Stated exercise
Pictures stay out of the copy; restate everything else in the material exactly.

Items from a figure collection
○ ○ ○ ○ ○ ○ ○
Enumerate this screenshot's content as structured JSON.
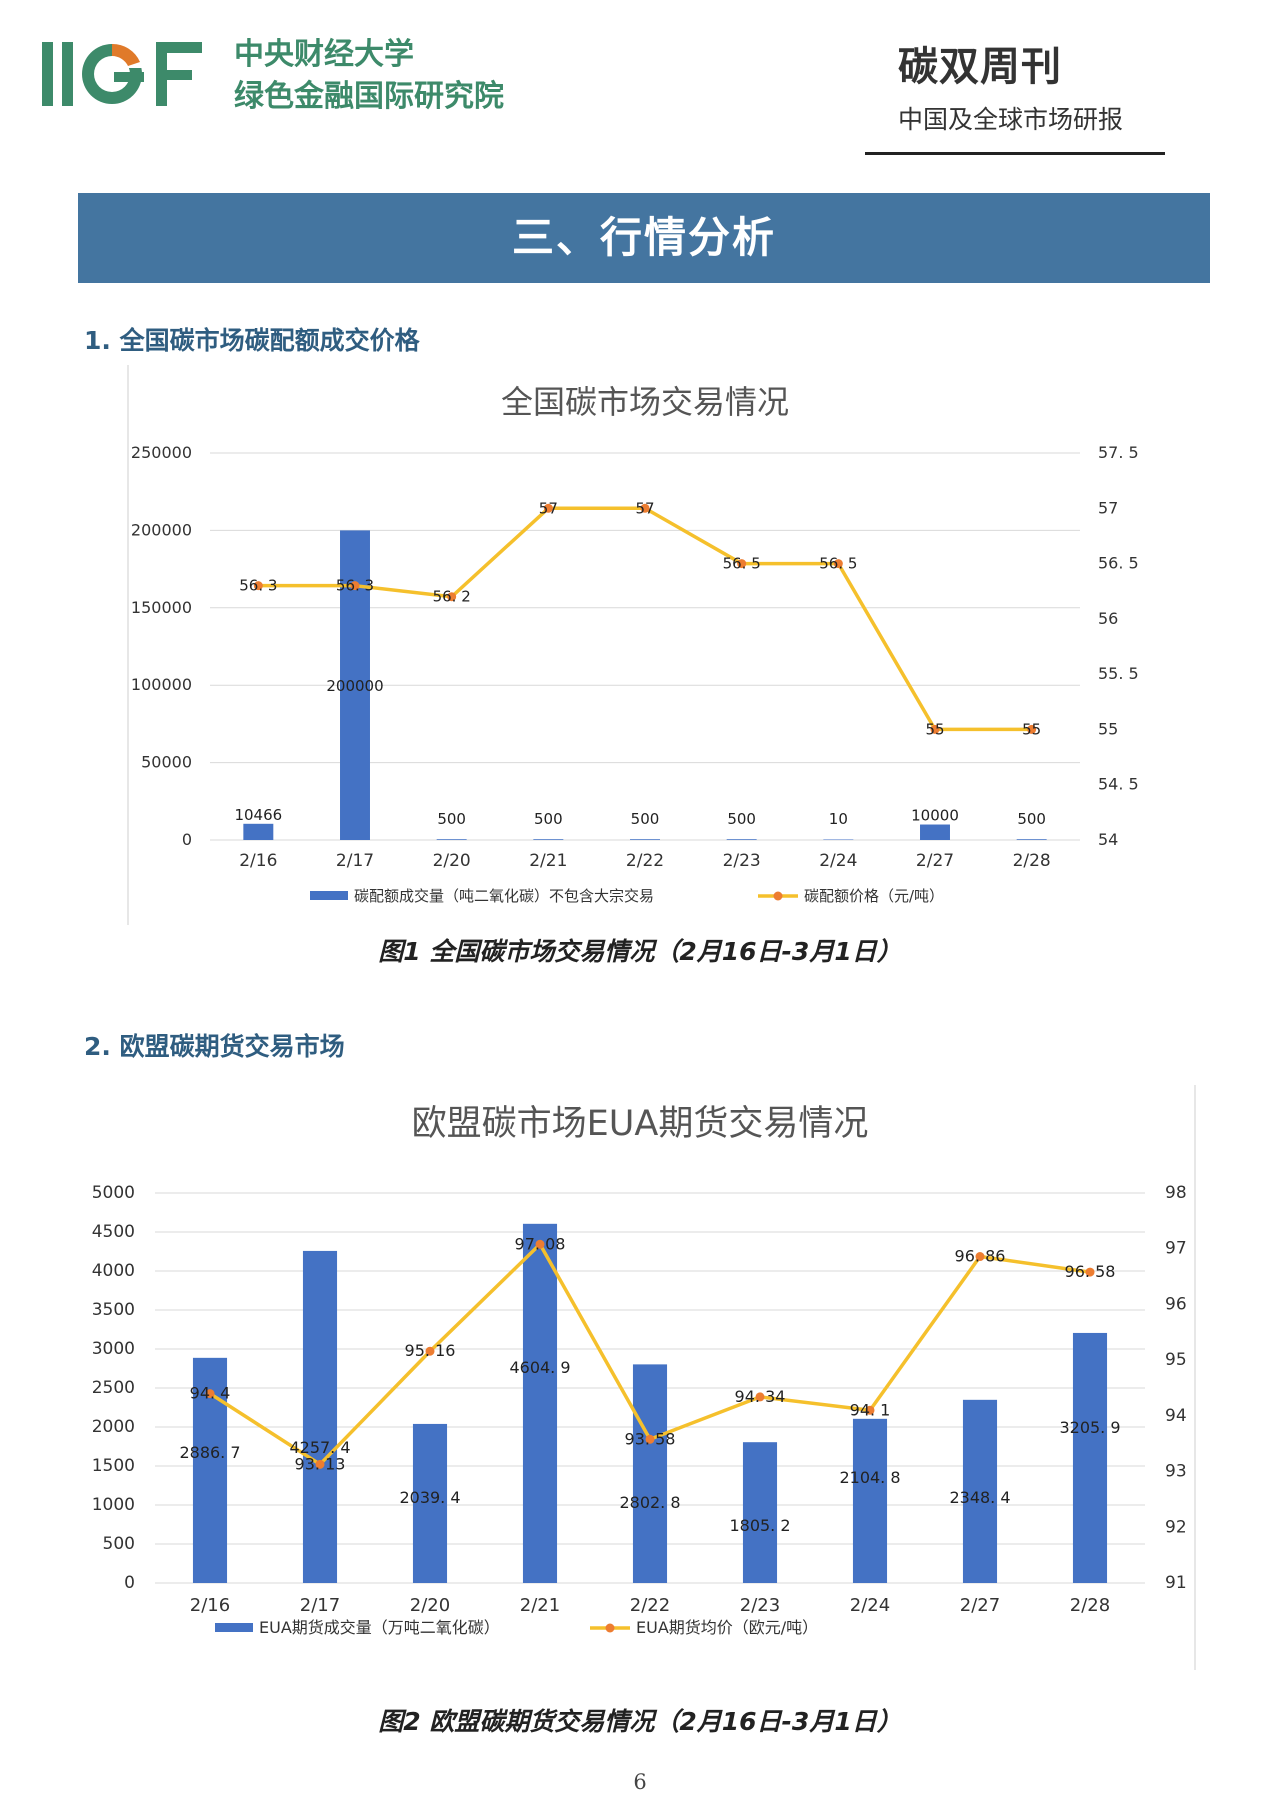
{
  "header": {
    "org_line1": "中央财经大学",
    "org_line2": "绿色金融国际研究院",
    "pub_title": "碳双周刊",
    "pub_subtitle": "中国及全球市场研报"
  },
  "banner": {
    "title": "三、行情分析"
  },
  "sections": [
    {
      "title": "1. 全国碳市场碳配额成交价格"
    },
    {
      "title": "2. 欧盟碳期货交易市场"
    }
  ],
  "captions": [
    "图1 全国碳市场交易情况（2月16日-3月1日）",
    "图2 欧盟碳期货交易情况（2月16日-3月1日）"
  ],
  "page_number": "6",
  "colors": {
    "bar": "#4472c4",
    "line": "#f5c02c",
    "marker": "#ed7d31",
    "banner": "#4475a0",
    "logo_green": "#3d8a6a"
  },
  "chart_data": [
    {
      "type": "bar+line",
      "title": "全国碳市场交易情况",
      "categories": [
        "2/16",
        "2/17",
        "2/20",
        "2/21",
        "2/22",
        "2/23",
        "2/24",
        "2/27",
        "2/28"
      ],
      "series": [
        {
          "name": "碳配额成交量（吨二氧化碳）不包含大宗交易",
          "type": "bar",
          "axis": "left",
          "values": [
            10466,
            200000,
            500,
            500,
            500,
            500,
            10,
            10000,
            500
          ],
          "labels": [
            "10466",
            "200000",
            "500",
            "500",
            "500",
            "500",
            "10",
            "10000",
            "500"
          ]
        },
        {
          "name": "碳配额价格（元/吨）",
          "type": "line",
          "axis": "right",
          "values": [
            56.3,
            56.3,
            56.2,
            57,
            57,
            56.5,
            56.5,
            55,
            55
          ],
          "labels": [
            "56. 3",
            "56. 3",
            "56. 2",
            "57",
            "57",
            "56. 5",
            "56. 5",
            "55",
            "55"
          ]
        }
      ],
      "left_axis": {
        "min": 0,
        "max": 250000,
        "ticks": [
          "0",
          "50000",
          "100000",
          "150000",
          "200000",
          "250000"
        ]
      },
      "right_axis": {
        "min": 54,
        "max": 57.5,
        "ticks": [
          "54",
          "54. 5",
          "55",
          "55. 5",
          "56",
          "56. 5",
          "57",
          "57. 5"
        ]
      },
      "grid": true,
      "legend": "bottom"
    },
    {
      "type": "bar+line",
      "title": "欧盟碳市场EUA期货交易情况",
      "categories": [
        "2/16",
        "2/17",
        "2/20",
        "2/21",
        "2/22",
        "2/23",
        "2/24",
        "2/27",
        "2/28"
      ],
      "series": [
        {
          "name": "EUA期货成交量（万吨二氧化碳）",
          "type": "bar",
          "axis": "left",
          "values": [
            2886.7,
            4257.4,
            2039.4,
            4604.9,
            2802.8,
            1805.2,
            2104.8,
            2348.4,
            3205.9
          ],
          "labels": [
            "2886. 7",
            "4257. 4",
            "2039. 4",
            "4604. 9",
            "2802. 8",
            "1805. 2",
            "2104. 8",
            "2348. 4",
            "3205. 9"
          ]
        },
        {
          "name": "EUA期货均价（欧元/吨）",
          "type": "line",
          "axis": "right",
          "values": [
            94.4,
            93.13,
            95.16,
            97.08,
            93.58,
            94.34,
            94.1,
            96.86,
            96.58
          ],
          "labels": [
            "94. 4",
            "93. 13",
            "95. 16",
            "97. 08",
            "93. 58",
            "94. 34",
            "94. 1",
            "96. 86",
            "96. 58"
          ]
        }
      ],
      "left_axis": {
        "min": 0,
        "max": 5000,
        "ticks": [
          "0",
          "500",
          "1000",
          "1500",
          "2000",
          "2500",
          "3000",
          "3500",
          "4000",
          "4500",
          "5000"
        ]
      },
      "right_axis": {
        "min": 91,
        "max": 98,
        "ticks": [
          "91",
          "92",
          "93",
          "94",
          "95",
          "96",
          "97",
          "98"
        ]
      },
      "grid": true,
      "legend": "bottom"
    }
  ]
}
○ ○ ○ ○ ○ ○ ○
Task result
Enumerate this screenshot's content as structured JSON.
{
  "header": {
    "org_line1": "中央财经大学",
    "org_line2": "绿色金融国际研究院",
    "pub_title": "碳双周刊",
    "pub_subtitle": "中国及全球市场研报"
  },
  "banner": {
    "title": "三、行情分析"
  },
  "sections": [
    {
      "title": "1. 全国碳市场碳配额成交价格"
    },
    {
      "title": "2. 欧盟碳期货交易市场"
    }
  ],
  "captions": [
    "图1 全国碳市场交易情况（2月16日-3月1日）",
    "图2 欧盟碳期货交易情况（2月16日-3月1日）"
  ],
  "page_number": "6",
  "colors": {
    "bar": "#4472c4",
    "line": "#f5c02c",
    "marker": "#ed7d31",
    "banner": "#4475a0",
    "logo_green": "#3d8a6a"
  },
  "chart_data": [
    {
      "type": "bar+line",
      "title": "全国碳市场交易情况",
      "categories": [
        "2/16",
        "2/17",
        "2/20",
        "2/21",
        "2/22",
        "2/23",
        "2/24",
        "2/27",
        "2/28"
      ],
      "series": [
        {
          "name": "碳配额成交量（吨二氧化碳）不包含大宗交易",
          "type": "bar",
          "axis": "left",
          "values": [
            10466,
            200000,
            500,
            500,
            500,
            500,
            10,
            10000,
            500
          ],
          "labels": [
            "10466",
            "200000",
            "500",
            "500",
            "500",
            "500",
            "10",
            "10000",
            "500"
          ]
        },
        {
          "name": "碳配额价格（元/吨）",
          "type": "line",
          "axis": "right",
          "values": [
            56.3,
            56.3,
            56.2,
            57,
            57,
            56.5,
            56.5,
            55,
            55
          ],
          "labels": [
            "56. 3",
            "56. 3",
            "56. 2",
            "57",
            "57",
            "56. 5",
            "56. 5",
            "55",
            "55"
          ]
        }
      ],
      "left_axis": {
        "min": 0,
        "max": 250000,
        "ticks": [
          "0",
          "50000",
          "100000",
          "150000",
          "200000",
          "250000"
        ]
      },
      "right_axis": {
        "min": 54,
        "max": 57.5,
        "ticks": [
          "54",
          "54. 5",
          "55",
          "55. 5",
          "56",
          "56. 5",
          "57",
          "57. 5"
        ]
      },
      "grid": true,
      "legend": "bottom"
    },
    {
      "type": "bar+line",
      "title": "欧盟碳市场EUA期货交易情况",
      "categories": [
        "2/16",
        "2/17",
        "2/20",
        "2/21",
        "2/22",
        "2/23",
        "2/24",
        "2/27",
        "2/28"
      ],
      "series": [
        {
          "name": "EUA期货成交量（万吨二氧化碳）",
          "type": "bar",
          "axis": "left",
          "values": [
            2886.7,
            4257.4,
            2039.4,
            4604.9,
            2802.8,
            1805.2,
            2104.8,
            2348.4,
            3205.9
          ],
          "labels": [
            "2886. 7",
            "4257. 4",
            "2039. 4",
            "4604. 9",
            "2802. 8",
            "1805. 2",
            "2104. 8",
            "2348. 4",
            "3205. 9"
          ]
        },
        {
          "name": "EUA期货均价（欧元/吨）",
          "type": "line",
          "axis": "right",
          "values": [
            94.4,
            93.13,
            95.16,
            97.08,
            93.58,
            94.34,
            94.1,
            96.86,
            96.58
          ],
          "labels": [
            "94. 4",
            "93. 13",
            "95. 16",
            "97. 08",
            "93. 58",
            "94. 34",
            "94. 1",
            "96. 86",
            "96. 58"
          ]
        }
      ],
      "left_axis": {
        "min": 0,
        "max": 5000,
        "ticks": [
          "0",
          "500",
          "1000",
          "1500",
          "2000",
          "2500",
          "3000",
          "3500",
          "4000",
          "4500",
          "5000"
        ]
      },
      "right_axis": {
        "min": 91,
        "max": 98,
        "ticks": [
          "91",
          "92",
          "93",
          "94",
          "95",
          "96",
          "97",
          "98"
        ]
      },
      "grid": true,
      "legend": "bottom"
    }
  ]
}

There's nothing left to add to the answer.